• [Consigne A] Pour chacune des affirmations suivantes, indiquez par oui ou non si elle concorde avec l’extrait sur l’éducation après 2015, et citez les mots décisifs du texte. (i) Les huit OMD ont été atteints dans la plupart des pays du Sud. (ii) Le Rapport mondial de suivi sur l’EPT paraît une fois par an. (iii) L’équipe spéciale du système des Nations unies a qualifié son rapport de document de réflexion thématique.
• [Consigne B] Modifiez le passage de l’extrait sur l’éducation après 2015 compris entre « Nous observons toute » et « de ce type. », inclus, en remplaçant « diversité » par « variété ».

Nous observons toute une diversité de processus, de conférences et de sites Internet sur la scène mondiale. Ils tentent d’évaluer les résultats obtenus jusqu’à présent et d’entamer le débat sur ce qui devrait suivre. Somme toute, il apparaît clairement que les huit OMD n’ont pas été atteints dans la plupart des pays du Sud et ne le seront pas d’ici 2015. On peut dire la même chose des six objectifs de l’EPT pour lesquels la plupart des indicateurs montrent qu’il reste encore beaucoup à faire. En même temps, nous devrions fêter les nombreux succès et en tirer des enseignements, car ils peuvent nous enseigner des leçons nécessaires pour la prochaine décennie. Nombre de ces succès sont bien présentés dans les différents numéros du Rapport mondial de suivi sur l’EPT publié une fois par an et qui abonde en récits de ce type.

Des voix s’élèvent, suggérant d’établir une fois de plus un ensemble d’objectifs mondiaux, mais cette fois assortis d’objectifs nationaux et/ou contextuels, et avec des indicateurs s’y appliquant. L’argument en faveur de cette démarche se base sur le fait que ce qui est facile à atteindre dans un pays peut être très difficile à réaliser dans un autre. Il existe même à l’intérieur des pays des écarts souvent importants quant aux possibilités offertes dans les zones urbaines et rurales, entre les riches et les personnes marginalisées, sans parler les inégalités existant toujours entre l’accès à ces possibilités pour les femmes et les hommes. Les nouveaux OMD, que l’on pourrait qualifier d’objectifs pour le développement durable, expriment une compréhension croissante de l’interconnexion des différents objectifs : des gens en meilleure santé apprennent mieux, des jeunes et des adultes plus instruits sont moins vulnérables.

L’équipe spéciale du système des Nations unies, chargée de travailler sur le calendrier du développement de l’ONU de l’après-2015 (UN System Task Team on the post 2015) a publié un rapport qu’elle a qualifié de « document de réflexion thématique » sur « l’éducation et les compétences pour un développement inclusif et durable après 2015 ». Elle observe des tendances en matière d’éducation et articule ses résultats de la manière suivante :

    • la croissance de la quantité d’informations et la nouvelle nature de ces dernières ;
    • moins d’attention accordée à l’enseignement au profit d’une concentration accrue sur l’apprentissage ;
    • apprentissage tout au long de la vie : au-delà d’un paradigme de l’éducation centré sur les cours en classe ;
    • apprentissage futur : estomper les limites entre l’éducation, le travail et la vie ;
    • élever le niveau des exigences en matière de compétences et celui des compétences de base ;
    • défis de l’employabilité : faciliter la transition entre l’école et la vie professionnelle ;
    • anticiper les changements.
    • Il semble que malgré tout un ensemble d’opinions et d’arguments divers il y ait une conception de plus en plus communément acceptée qui demande au sujet des différents agendas
    • un calendrier spécifique à l’éducation, couvrant tous les aspects de la scolarité, de la formation et de l’apprentissage ;
    • la présence de l’éducation à tous les niveaux de la mise en œuvre du calendrier du développement.

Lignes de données

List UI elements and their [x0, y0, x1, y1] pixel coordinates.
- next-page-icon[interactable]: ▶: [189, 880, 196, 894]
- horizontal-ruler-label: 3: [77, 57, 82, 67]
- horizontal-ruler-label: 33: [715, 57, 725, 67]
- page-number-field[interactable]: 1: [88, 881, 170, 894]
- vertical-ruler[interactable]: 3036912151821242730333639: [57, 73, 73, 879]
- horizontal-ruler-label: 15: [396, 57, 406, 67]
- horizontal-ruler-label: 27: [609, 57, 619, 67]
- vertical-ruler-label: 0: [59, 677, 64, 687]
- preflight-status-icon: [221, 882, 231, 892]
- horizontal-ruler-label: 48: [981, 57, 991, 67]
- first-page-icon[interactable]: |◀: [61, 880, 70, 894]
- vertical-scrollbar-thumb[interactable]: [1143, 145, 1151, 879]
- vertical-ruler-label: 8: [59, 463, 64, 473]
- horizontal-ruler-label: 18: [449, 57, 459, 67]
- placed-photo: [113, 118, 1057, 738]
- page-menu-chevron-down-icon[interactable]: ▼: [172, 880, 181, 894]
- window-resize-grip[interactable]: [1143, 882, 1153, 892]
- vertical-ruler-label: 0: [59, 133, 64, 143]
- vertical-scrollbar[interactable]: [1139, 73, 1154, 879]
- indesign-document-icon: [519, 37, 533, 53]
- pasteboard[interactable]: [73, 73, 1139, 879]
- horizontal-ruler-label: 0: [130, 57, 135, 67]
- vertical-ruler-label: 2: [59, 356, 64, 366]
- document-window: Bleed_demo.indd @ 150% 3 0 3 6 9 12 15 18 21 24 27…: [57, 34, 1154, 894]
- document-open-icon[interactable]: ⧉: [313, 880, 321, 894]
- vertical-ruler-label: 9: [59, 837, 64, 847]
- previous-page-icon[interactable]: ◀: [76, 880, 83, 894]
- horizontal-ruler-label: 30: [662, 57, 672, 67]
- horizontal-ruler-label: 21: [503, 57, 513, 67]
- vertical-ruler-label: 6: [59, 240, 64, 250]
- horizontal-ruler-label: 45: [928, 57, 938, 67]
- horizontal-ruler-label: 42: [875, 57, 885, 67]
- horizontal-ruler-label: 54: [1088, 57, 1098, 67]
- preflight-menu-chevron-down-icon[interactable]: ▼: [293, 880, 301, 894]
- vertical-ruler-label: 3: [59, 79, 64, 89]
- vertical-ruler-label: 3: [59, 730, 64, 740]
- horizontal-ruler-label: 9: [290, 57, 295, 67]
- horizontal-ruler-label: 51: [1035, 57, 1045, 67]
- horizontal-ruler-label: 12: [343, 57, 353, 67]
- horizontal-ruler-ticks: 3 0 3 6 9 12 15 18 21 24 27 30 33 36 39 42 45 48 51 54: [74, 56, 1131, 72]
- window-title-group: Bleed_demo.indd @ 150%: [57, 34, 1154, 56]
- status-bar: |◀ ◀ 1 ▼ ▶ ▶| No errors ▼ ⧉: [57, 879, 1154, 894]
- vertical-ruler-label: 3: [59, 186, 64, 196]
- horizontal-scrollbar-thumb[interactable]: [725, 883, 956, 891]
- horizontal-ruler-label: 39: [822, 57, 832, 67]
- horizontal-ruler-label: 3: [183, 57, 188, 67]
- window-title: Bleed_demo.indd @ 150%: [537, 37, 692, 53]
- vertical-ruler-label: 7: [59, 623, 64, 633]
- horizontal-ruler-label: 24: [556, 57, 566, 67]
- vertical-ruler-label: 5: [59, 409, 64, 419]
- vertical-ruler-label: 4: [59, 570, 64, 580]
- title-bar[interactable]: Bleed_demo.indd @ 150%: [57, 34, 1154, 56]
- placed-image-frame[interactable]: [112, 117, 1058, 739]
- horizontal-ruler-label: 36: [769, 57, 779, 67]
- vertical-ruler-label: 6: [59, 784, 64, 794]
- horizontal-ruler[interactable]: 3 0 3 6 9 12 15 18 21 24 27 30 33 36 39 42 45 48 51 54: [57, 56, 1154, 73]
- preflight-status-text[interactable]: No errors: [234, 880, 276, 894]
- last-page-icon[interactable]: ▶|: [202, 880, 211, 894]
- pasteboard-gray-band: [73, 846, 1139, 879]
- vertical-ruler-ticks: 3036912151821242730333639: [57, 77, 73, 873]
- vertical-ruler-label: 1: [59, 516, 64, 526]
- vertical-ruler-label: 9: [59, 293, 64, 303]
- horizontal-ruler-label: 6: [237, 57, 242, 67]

• [Réponse rédigée A]
(i) Non : « les huit OMD n’ont pas été atteints dans la plupart des pays du Sud »
(ii) Oui : « publié une fois par an »
(iii) Oui : « document de réflexion thématique »

• [Réponse rédigée B]
Nous observons toute une variété de processus, de conférences et de sites Internet sur la scène mondiale. Ils tentent d’évaluer les résultats obtenus jusqu’à présent et d’entamer le débat sur ce qui devrait suivre. Somme toute, il apparaît clairement que les huit OMD n’ont pas été atteints dans la plupart des pays du Sud et ne le seront pas d’ici 2015. On peut dire la même chose des six objectifs de l’EPT pour lesquels la plupart des indicateurs montrent qu’il reste encore beaucoup à faire. En même temps, nous devrions fêter les nombreux succès et en tirer des enseignements, car ils peuvent nous enseigner des leçons nécessaires pour la prochaine décennie. Nombre de ces succès sont bien présentés dans les différents numéros du Rapport mondial de suivi sur l’EPT publié une fois par an et qui abonde en récits de ce type.